Dataset entries on figures
▬▬▬▬▬▬
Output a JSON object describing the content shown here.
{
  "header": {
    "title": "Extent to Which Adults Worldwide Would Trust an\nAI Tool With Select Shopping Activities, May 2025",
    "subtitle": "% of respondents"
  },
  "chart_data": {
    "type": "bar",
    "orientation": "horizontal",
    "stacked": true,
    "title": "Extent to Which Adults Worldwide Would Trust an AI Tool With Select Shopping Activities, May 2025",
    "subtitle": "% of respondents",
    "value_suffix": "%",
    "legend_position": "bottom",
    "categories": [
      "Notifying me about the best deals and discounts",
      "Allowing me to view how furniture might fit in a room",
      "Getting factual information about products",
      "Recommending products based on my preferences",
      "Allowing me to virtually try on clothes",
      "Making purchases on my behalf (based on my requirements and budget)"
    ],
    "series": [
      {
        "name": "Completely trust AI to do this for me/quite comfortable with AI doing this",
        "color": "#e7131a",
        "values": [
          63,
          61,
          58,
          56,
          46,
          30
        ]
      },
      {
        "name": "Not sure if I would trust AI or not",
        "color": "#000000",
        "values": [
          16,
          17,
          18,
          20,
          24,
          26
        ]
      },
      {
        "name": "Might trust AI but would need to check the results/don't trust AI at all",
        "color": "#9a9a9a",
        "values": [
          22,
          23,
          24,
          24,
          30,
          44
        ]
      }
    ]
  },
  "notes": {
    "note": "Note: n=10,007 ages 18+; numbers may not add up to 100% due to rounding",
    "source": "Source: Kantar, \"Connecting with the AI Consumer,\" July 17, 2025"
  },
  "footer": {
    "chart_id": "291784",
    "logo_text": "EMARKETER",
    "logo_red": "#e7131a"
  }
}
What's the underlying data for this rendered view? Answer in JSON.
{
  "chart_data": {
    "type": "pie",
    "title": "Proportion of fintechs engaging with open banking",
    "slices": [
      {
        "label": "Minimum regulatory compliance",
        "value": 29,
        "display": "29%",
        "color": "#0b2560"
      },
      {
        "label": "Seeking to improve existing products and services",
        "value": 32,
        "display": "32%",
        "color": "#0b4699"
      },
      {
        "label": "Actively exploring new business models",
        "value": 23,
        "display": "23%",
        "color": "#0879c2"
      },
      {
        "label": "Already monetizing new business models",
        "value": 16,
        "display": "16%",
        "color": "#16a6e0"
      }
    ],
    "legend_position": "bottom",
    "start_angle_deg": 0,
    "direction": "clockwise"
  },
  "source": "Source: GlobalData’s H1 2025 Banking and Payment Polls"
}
▬▬▬▬▬▬
Required work
Copy all lines from the material that include "about".

Exercise output
      "Notifying me about the best deals and discounts",
      "Getting factual information about products",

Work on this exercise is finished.